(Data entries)
──────
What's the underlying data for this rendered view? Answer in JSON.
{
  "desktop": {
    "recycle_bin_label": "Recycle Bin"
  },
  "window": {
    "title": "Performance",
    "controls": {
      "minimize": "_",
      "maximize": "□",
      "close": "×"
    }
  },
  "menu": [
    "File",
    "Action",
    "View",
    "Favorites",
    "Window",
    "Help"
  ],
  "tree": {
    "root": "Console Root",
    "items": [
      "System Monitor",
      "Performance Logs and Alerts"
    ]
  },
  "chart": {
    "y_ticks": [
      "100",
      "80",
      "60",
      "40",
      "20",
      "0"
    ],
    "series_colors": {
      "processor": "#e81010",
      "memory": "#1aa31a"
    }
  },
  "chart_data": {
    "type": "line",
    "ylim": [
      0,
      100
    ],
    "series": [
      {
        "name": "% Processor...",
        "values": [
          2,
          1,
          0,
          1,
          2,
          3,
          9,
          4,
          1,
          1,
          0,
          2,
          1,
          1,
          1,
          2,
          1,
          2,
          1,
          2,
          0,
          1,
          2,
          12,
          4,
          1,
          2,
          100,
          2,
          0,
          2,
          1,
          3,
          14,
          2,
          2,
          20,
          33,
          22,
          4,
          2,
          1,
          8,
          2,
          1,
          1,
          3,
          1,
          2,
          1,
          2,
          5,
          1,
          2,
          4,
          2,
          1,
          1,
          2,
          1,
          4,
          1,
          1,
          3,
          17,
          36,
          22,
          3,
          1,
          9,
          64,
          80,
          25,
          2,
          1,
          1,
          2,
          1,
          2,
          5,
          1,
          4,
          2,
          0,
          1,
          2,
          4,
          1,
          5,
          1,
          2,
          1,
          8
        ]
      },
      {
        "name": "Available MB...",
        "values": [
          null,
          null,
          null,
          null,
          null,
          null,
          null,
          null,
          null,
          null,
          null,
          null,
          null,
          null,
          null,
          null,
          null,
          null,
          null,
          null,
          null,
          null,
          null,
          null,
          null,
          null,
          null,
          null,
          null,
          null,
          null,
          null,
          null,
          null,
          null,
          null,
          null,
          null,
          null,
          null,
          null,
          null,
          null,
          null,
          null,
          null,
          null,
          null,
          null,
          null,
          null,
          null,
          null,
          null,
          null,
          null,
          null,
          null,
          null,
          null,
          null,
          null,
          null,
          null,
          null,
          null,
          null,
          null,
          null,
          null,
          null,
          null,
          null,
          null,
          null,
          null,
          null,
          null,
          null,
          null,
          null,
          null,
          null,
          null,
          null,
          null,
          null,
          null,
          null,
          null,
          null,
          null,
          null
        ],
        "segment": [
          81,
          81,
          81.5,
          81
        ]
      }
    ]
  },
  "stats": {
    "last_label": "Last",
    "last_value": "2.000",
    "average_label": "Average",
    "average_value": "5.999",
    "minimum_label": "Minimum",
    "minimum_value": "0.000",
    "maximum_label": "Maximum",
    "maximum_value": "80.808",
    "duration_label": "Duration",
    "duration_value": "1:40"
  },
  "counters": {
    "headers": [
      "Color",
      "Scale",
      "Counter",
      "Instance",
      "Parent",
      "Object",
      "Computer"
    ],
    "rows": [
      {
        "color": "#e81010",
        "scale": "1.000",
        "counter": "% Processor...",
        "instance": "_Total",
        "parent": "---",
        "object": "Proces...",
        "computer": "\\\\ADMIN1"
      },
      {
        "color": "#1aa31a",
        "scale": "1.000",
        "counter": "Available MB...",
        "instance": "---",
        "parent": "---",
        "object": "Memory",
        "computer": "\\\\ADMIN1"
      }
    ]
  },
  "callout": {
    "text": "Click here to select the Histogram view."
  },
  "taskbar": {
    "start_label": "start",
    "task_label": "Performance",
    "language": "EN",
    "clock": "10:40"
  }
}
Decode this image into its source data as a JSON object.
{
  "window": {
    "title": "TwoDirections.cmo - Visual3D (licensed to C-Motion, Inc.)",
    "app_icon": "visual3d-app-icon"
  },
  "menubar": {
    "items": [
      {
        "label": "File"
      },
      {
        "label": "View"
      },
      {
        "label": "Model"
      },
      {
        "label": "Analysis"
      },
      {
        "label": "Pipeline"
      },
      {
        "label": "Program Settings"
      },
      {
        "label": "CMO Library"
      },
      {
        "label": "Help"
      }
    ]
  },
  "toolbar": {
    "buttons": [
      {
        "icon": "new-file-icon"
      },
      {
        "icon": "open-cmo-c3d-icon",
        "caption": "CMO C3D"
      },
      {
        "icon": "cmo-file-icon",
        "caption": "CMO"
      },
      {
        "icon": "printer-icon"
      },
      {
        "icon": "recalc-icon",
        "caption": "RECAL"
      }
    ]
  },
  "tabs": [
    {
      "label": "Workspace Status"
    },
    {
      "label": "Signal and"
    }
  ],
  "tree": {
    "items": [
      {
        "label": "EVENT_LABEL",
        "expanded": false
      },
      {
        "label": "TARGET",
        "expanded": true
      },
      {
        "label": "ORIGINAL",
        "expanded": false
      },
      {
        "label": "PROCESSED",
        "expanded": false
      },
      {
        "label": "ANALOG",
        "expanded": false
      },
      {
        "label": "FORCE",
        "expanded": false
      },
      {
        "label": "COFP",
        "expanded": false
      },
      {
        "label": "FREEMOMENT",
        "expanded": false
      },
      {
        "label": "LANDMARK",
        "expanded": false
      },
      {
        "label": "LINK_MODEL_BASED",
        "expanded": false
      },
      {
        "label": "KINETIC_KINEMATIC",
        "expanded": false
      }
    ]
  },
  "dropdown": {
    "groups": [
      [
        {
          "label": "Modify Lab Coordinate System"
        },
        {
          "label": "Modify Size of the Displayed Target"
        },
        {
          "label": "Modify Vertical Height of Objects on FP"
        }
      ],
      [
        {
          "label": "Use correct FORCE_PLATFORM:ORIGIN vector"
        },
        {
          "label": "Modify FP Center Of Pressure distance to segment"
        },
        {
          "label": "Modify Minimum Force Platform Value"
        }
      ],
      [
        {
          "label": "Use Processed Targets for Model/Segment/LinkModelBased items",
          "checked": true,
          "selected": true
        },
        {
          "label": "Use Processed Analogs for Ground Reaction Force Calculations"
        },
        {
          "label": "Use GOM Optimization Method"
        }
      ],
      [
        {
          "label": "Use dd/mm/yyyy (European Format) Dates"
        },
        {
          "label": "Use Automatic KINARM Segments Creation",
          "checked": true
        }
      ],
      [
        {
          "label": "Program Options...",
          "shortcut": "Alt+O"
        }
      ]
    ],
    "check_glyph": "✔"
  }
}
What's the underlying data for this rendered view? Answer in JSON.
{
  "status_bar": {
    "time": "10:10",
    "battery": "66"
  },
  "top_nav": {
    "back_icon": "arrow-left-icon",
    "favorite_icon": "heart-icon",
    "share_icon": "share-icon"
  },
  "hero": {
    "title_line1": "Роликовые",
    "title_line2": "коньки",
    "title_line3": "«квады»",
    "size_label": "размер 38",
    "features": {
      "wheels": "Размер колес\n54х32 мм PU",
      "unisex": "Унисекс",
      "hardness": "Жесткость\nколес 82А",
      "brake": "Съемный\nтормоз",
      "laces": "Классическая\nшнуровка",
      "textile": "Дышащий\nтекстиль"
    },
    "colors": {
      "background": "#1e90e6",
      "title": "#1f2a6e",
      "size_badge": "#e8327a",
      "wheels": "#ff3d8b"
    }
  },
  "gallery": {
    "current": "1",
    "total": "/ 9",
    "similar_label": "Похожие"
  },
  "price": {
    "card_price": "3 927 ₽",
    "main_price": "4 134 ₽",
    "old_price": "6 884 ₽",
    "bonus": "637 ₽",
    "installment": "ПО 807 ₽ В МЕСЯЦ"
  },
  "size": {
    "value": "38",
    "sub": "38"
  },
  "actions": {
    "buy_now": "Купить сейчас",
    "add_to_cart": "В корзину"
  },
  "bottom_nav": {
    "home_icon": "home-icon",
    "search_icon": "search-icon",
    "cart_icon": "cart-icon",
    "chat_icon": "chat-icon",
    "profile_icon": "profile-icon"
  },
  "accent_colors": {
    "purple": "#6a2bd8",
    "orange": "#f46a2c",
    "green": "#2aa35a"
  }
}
──────
Exercise: Go through the material line by line. Show each line that contains the string "Performance".

Response below:
    "title": "Performance",
      "Performance Logs and Alerts"
    "task_label": "Performance",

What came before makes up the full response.